/---

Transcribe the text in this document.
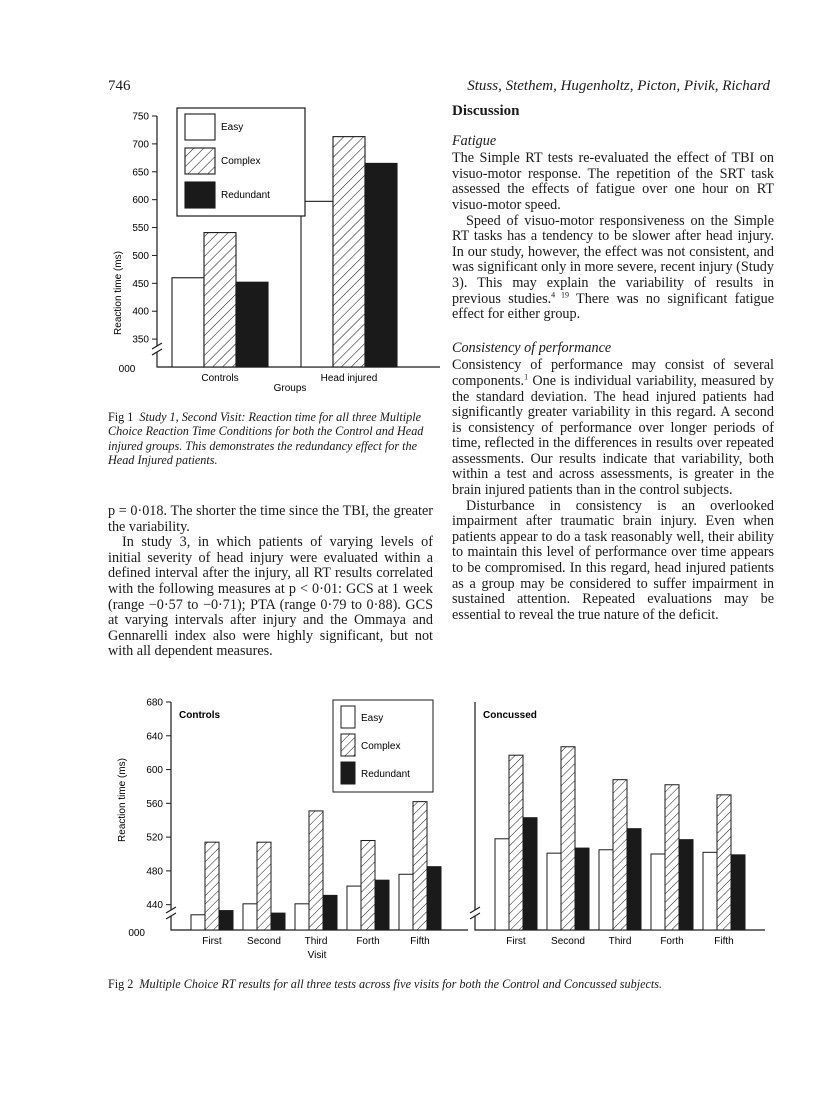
746	Stuss, Stethem, Hugenholtz, Picton, Pivik, Richard
750
700
650
600
550
500
450
400
350
000
Controls	Head injured
Reaction time (ms)
Groups
Easy
Complex
Redundant
Fig 1 Study 1, Second Visit: Reaction time for all three Multiple Choice Reaction Time Conditions for both the Control and Head injured groups. This demonstrates the redundancy effect for the Head Injured patients.

p = 0·018. The shorter the time since the TBI, the greater the variability.

In study 3, in which patients of varying levels of initial severity of head injury were evaluated within a defined interval after the injury, all RT results correlated with the following measures at p < 0·01: GCS at 1 week (range −0·57 to −0·71); PTA (range 0·79 to 0·88). GCS at varying intervals after injury and the Ommaya and Gennarelli index also were highly significant, but not with all dependent measures.

Discussion
Fatigue

The Simple RT tests re-evaluated the effect of TBI on visuo-motor response. The repetition of the SRT task assessed the effects of fatigue over one hour on RT visuo-motor speed.

Speed of visuo-motor responsiveness on the Simple RT tasks has a tendency to be slower after head injury. In our study, however, the effect was not consistent, and was significant only in more severe, recent injury (Study 3). This may explain the variability of results in previous studies.$^{4 19}$ There was no significant fatigue effect for either group.

Consistency of performance

Consistency of performance may consist of several components.$^1$ One is individual variability, measured by the standard deviation. The head injured patients had significantly greater variability in this regard. A second is consistency of performance over longer periods of time, reflected in the differences in results over repeated assessments. Our results indicate that variability, both within a test and across assessments, is greater in the brain injured patients than in the control subjects.

Disturbance in consistency is an overlooked impairment after traumatic brain injury. Even when patients appear to do a task reasonably well, their ability to maintain this level of performance over time appears to be compromised. In this regard, head injured patients as a group may be considered to suffer impairment in sustained attention. Repeated evaluations may be essential to reveal the true nature of the deficit.

680
640
600
560
520
480
440
000
First	Second Third	Forth	Fifth	First	Second Third	Forth	Fifth
Controls	Concussed
Reaction time (ms)
Visit
Easy
Complex
Redundant
Fig 2 Multiple Choice RT results for all three tests across five visits for both the Control and Concussed subjects.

\---

WORK REQUEST ::
Search the lines above for the string "Simple", then show every one that has it.

THE ANSWER ::
The Simple RT tests re-evaluated the effect of TBI on visuo-motor response. The repetition of the SRT task assessed the effects of fatigue over one hour on RT visuo-motor speed.
Speed of visuo-motor responsiveness on the Simple RT tasks has a tendency to be slower after head injury. In our study, however, the effect was not consistent, and was significant only in more severe, recent injury (Study 3). This may explain the variability of results in previous studies.$^{4 19}$ There was no significant fatigue effect for either group.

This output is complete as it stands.